Stored data:
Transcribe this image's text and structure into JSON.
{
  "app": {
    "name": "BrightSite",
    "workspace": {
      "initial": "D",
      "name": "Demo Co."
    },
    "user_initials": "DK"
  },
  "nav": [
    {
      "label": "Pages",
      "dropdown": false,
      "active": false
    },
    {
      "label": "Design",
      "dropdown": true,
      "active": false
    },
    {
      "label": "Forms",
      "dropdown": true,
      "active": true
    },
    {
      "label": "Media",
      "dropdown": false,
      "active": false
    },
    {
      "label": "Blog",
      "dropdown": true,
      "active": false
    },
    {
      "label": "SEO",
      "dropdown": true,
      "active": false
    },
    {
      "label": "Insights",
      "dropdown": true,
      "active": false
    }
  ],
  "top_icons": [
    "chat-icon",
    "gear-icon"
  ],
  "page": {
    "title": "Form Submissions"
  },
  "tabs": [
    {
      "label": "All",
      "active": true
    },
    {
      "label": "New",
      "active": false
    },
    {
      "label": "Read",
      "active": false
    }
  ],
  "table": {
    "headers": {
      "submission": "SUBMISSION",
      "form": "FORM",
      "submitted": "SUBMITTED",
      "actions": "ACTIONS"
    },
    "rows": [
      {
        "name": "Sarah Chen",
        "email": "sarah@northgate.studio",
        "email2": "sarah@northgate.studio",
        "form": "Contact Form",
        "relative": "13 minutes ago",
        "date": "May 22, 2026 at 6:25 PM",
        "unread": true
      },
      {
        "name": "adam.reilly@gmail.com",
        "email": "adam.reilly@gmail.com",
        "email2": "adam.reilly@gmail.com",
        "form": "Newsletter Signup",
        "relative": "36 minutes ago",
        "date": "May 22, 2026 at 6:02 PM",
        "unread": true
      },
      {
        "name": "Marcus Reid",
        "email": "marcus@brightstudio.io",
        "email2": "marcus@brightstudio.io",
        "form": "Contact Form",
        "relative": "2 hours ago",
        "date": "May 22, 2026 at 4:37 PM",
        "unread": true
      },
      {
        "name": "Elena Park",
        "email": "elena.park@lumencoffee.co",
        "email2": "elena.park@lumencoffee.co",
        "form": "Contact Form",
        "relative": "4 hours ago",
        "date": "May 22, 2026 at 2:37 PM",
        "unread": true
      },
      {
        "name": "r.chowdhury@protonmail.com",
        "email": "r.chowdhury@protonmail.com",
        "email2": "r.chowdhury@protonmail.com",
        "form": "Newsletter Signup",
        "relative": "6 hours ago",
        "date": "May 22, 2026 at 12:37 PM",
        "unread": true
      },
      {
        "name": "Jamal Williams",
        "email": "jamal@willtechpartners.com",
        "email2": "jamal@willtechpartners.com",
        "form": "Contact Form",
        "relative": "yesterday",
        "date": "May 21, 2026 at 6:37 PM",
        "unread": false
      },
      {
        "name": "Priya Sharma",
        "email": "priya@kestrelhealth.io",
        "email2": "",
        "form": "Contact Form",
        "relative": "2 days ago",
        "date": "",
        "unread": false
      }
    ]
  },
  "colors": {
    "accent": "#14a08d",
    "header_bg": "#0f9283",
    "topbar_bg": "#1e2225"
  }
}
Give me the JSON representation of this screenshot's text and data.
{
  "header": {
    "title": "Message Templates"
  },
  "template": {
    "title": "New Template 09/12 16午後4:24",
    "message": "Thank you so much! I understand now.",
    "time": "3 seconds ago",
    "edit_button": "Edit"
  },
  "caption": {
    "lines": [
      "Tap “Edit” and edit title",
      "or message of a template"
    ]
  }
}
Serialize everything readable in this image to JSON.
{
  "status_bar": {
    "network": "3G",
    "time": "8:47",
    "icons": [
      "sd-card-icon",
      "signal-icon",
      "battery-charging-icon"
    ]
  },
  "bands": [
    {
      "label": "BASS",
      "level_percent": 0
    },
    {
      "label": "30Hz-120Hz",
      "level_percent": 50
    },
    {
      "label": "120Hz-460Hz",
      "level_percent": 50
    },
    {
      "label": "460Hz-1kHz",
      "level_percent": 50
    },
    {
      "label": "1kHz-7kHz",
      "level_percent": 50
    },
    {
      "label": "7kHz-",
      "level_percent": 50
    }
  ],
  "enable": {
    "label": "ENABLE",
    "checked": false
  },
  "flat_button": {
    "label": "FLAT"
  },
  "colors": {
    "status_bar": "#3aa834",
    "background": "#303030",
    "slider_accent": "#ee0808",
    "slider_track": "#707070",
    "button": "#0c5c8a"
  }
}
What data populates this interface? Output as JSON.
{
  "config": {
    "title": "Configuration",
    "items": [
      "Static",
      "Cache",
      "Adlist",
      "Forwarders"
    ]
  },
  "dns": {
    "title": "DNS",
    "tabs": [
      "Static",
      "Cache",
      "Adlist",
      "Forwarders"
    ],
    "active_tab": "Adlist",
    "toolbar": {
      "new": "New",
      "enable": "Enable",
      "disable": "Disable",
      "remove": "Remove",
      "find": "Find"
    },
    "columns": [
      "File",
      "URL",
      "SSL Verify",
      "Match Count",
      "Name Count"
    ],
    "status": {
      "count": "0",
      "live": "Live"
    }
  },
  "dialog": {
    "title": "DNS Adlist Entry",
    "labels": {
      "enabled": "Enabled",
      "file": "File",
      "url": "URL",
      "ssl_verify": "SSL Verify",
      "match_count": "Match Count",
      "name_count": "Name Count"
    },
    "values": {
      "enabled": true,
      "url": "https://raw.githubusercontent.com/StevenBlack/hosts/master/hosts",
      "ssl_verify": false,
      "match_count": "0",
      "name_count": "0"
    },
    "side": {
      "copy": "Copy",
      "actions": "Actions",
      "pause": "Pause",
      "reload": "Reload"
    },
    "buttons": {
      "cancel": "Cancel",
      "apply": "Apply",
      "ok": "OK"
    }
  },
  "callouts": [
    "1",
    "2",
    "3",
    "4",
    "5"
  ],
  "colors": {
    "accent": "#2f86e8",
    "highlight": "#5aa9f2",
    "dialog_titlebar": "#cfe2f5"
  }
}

### JOB
Transcribe the material above in its entirety. Match it exactly.

### ANSWER
Transcribe this image's text and structure into JSON.
{
  "app": {
    "name": "BrightSite",
    "workspace": {
      "initial": "D",
      "name": "Demo Co."
    },
    "user_initials": "DK"
  },
  "nav": [
    {
      "label": "Pages",
      "dropdown": false,
      "active": false
    },
    {
      "label": "Design",
      "dropdown": true,
      "active": false
    },
    {
      "label": "Forms",
      "dropdown": true,
      "active": true
    },
    {
      "label": "Media",
      "dropdown": false,
      "active": false
    },
    {
      "label": "Blog",
      "dropdown": true,
      "active": false
    },
    {
      "label": "SEO",
      "dropdown": true,
      "active": false
    },
    {
      "label": "Insights",
      "dropdown": true,
      "active": false
    }
  ],
  "top_icons": [
    "chat-icon",
    "gear-icon"
  ],
  "page": {
    "title": "Form Submissions"
  },
  "tabs": [
    {
      "label": "All",
      "active": true
    },
    {
      "label": "New",
      "active": false
    },
    {
      "label": "Read",
      "active": false
    }
  ],
  "table": {
    "headers": {
      "submission": "SUBMISSION",
      "form": "FORM",
      "submitted": "SUBMITTED",
      "actions": "ACTIONS"
    },
    "rows": [
      {
        "name": "Sarah Chen",
        "email": "sarah@northgate.studio",
        "email2": "sarah@northgate.studio",
        "form": "Contact Form",
        "relative": "13 minutes ago",
        "date": "May 22, 2026 at 6:25 PM",
        "unread": true
      },
      {
        "name": "adam.reilly@gmail.com",
        "email": "adam.reilly@gmail.com",
        "email2": "adam.reilly@gmail.com",
        "form": "Newsletter Signup",
        "relative": "36 minutes ago",
        "date": "May 22, 2026 at 6:02 PM",
        "unread": true
      },
      {
        "name": "Marcus Reid",
        "email": "marcus@brightstudio.io",
        "email2": "marcus@brightstudio.io",
        "form": "Contact Form",
        "relative": "2 hours ago",
        "date": "May 22, 2026 at 4:37 PM",
        "unread": true
      },
      {
        "name": "Elena Park",
        "email": "elena.park@lumencoffee.co",
        "email2": "elena.park@lumencoffee.co",
        "form": "Contact Form",
        "relative": "4 hours ago",
        "date": "May 22, 2026 at 2:37 PM",
        "unread": true
      },
      {
        "name": "r.chowdhury@protonmail.com",
        "email": "r.chowdhury@protonmail.com",
        "email2": "r.chowdhury@protonmail.com",
        "form": "Newsletter Signup",
        "relative": "6 hours ago",
        "date": "May 22, 2026 at 12:37 PM",
        "unread": true
      },
      {
        "name": "Jamal Williams",
        "email": "jamal@willtechpartners.com",
        "email2": "jamal@willtechpartners.com",
        "form": "Contact Form",
        "relative": "yesterday",
        "date": "May 21, 2026 at 6:37 PM",
        "unread": false
      },
      {
        "name": "Priya Sharma",
        "email": "priya@kestrelhealth.io",
        "email2": "",
        "form": "Contact Form",
        "relative": "2 days ago",
        "date": "",
        "unread": false
      }
    ]
  },
  "colors": {
    "accent": "#14a08d",
    "header_bg": "#0f9283",
    "topbar_bg": "#1e2225"
  }
}
Give me the JSON representation of this screenshot's text and data.
{
  "header": {
    "title": "Message Templates"
  },
  "template": {
    "title": "New Template 09/12 16午後4:24",
    "message": "Thank you so much! I understand now.",
    "time": "3 seconds ago",
    "edit_button": "Edit"
  },
  "caption": {
    "lines": [
      "Tap “Edit” and edit title",
      "or message of a template"
    ]
  }
}
Serialize everything readable in this image to JSON.
{
  "status_bar": {
    "network": "3G",
    "time": "8:47",
    "icons": [
      "sd-card-icon",
      "signal-icon",
      "battery-charging-icon"
    ]
  },
  "bands": [
    {
      "label": "BASS",
      "level_percent": 0
    },
    {
      "label": "30Hz-120Hz",
      "level_percent": 50
    },
    {
      "label": "120Hz-460Hz",
      "level_percent": 50
    },
    {
      "label": "460Hz-1kHz",
      "level_percent": 50
    },
    {
      "label": "1kHz-7kHz",
      "level_percent": 50
    },
    {
      "label": "7kHz-",
      "level_percent": 50
    }
  ],
  "enable": {
    "label": "ENABLE",
    "checked": false
  },
  "flat_button": {
    "label": "FLAT"
  },
  "colors": {
    "status_bar": "#3aa834",
    "background": "#303030",
    "slider_accent": "#ee0808",
    "slider_track": "#707070",
    "button": "#0c5c8a"
  }
}
What data populates this interface? Output as JSON.
{
  "config": {
    "title": "Configuration",
    "items": [
      "Static",
      "Cache",
      "Adlist",
      "Forwarders"
    ]
  },
  "dns": {
    "title": "DNS",
    "tabs": [
      "Static",
      "Cache",
      "Adlist",
      "Forwarders"
    ],
    "active_tab": "Adlist",
    "toolbar": {
      "new": "New",
      "enable": "Enable",
      "disable": "Disable",
      "remove": "Remove",
      "find": "Find"
    },
    "columns": [
      "File",
      "URL",
      "SSL Verify",
      "Match Count",
      "Name Count"
    ],
    "status": {
      "count": "0",
      "live": "Live"
    }
  },
  "dialog": {
    "title": "DNS Adlist Entry",
    "labels": {
      "enabled": "Enabled",
      "file": "File",
      "url": "URL",
      "ssl_verify": "SSL Verify",
      "match_count": "Match Count",
      "name_count": "Name Count"
    },
    "values": {
      "enabled": true,
      "url": "https://raw.githubusercontent.com/StevenBlack/hosts/master/hosts",
      "ssl_verify": false,
      "match_count": "0",
      "name_count": "0"
    },
    "side": {
      "copy": "Copy",
      "actions": "Actions",
      "pause": "Pause",
      "reload": "Reload"
    },
    "buttons": {
      "cancel": "Cancel",
      "apply": "Apply",
      "ok": "OK"
    }
  },
  "callouts": [
    "1",
    "2",
    "3",
    "4",
    "5"
  ],
  "colors": {
    "accent": "#2f86e8",
    "highlight": "#5aa9f2",
    "dialog_titlebar": "#cfe2f5"
  }
}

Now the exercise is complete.